--- Work required ---
The entries below should be given again exactly, minus their pictures.

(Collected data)
-*-
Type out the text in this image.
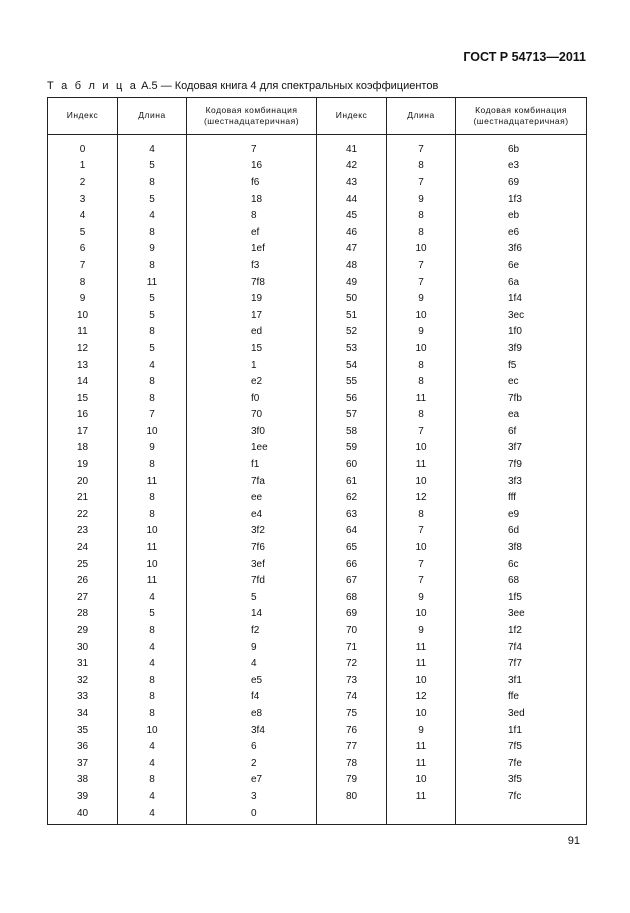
ГОСТ Р 54713—2011
Т а б л и ц а А.5 — Кодовая книга 4 для спектральных коэффициентов
Индекс	Длина	Кодовая комбинация (шестнадцатеричная)	Индекс	Длина	Кодовая комбинация (шестнадцатеричная)
0	4	7	41	7	6b
1	5	16	42	8	e3
2	8	f6	43	7	69
3	5	18	44	9	1f3
4	4	8	45	8	eb
5	8	ef	46	8	e6
6	9	1ef	47	10	3f6
7	8	f3	48	7	6e
8	11	7f8	49	7	6a
9	5	19	50	9	1f4
10	5	17	51	10	3ec
11	8	ed	52	9	1f0
12	5	15	53	10	3f9
13	4	1	54	8	f5
14	8	e2	55	8	ec
15	8	f0	56	11	7fb
16	7	70	57	8	ea
17	10	3f0	58	7	6f
18	9	1ee	59	10	3f7
19	8	f1	60	11	7f9
20	11	7fa	61	10	3f3
21	8	ee	62	12	fff
22	8	e4	63	8	e9
23	10	3f2	64	7	6d
24	11	7f6	65	10	3f8
25	10	3ef	66	7	6c
26	11	7fd	67	7	68
27	4	5	68	9	1f5
28	5	14	69	10	3ee
29	8	f2	70	9	1f2
30	4	9	71	11	7f4
31	4	4	72	11	7f7
32	8	e5	73	10	3f1
33	8	f4	74	12	ffe
34	8	e8	75	10	3ed
35	10	3f4	76	9	1f1
36	4	6	77	11	7f5
37	4	2	78	11	7fe
38	8	e7	79	10	3f5
39	4	3	80	11	7fc
40	4	0			
91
-*-
--- Written response ---
Type out the text in this image.
ГОСТ Р 54713—2011
Т а б л и ц а А.5 — Кодовая книга 4 для спектральных коэффициентов
Индекс	Длина	Кодовая комбинация (шестнадцатеричная)	Индекс	Длина	Кодовая комбинация (шестнадцатеричная)
0	4	7	41	7	6b
1	5	16	42	8	e3
2	8	f6	43	7	69
3	5	18	44	9	1f3
4	4	8	45	8	eb
5	8	ef	46	8	e6
6	9	1ef	47	10	3f6
7	8	f3	48	7	6e
8	11	7f8	49	7	6a
9	5	19	50	9	1f4
10	5	17	51	10	3ec
11	8	ed	52	9	1f0
12	5	15	53	10	3f9
13	4	1	54	8	f5
14	8	e2	55	8	ec
15	8	f0	56	11	7fb
16	7	70	57	8	ea
17	10	3f0	58	7	6f
18	9	1ee	59	10	3f7
19	8	f1	60	11	7f9
20	11	7fa	61	10	3f3
21	8	ee	62	12	fff
22	8	e4	63	8	e9
23	10	3f2	64	7	6d
24	11	7f6	65	10	3f8
25	10	3ef	66	7	6c
26	11	7fd	67	7	68
27	4	5	68	9	1f5
28	5	14	69	10	3ee
29	8	f2	70	9	1f2
30	4	9	71	11	7f4
31	4	4	72	11	7f7
32	8	e5	73	10	3f1
33	8	f4	74	12	ffe
34	8	e8	75	10	3ed
35	10	3f4	76	9	1f1
36	4	6	77	11	7f5
37	4	2	78	11	7fe
38	8	e7	79	10	3f5
39	4	3	80	11	7fc
40	4	0			
91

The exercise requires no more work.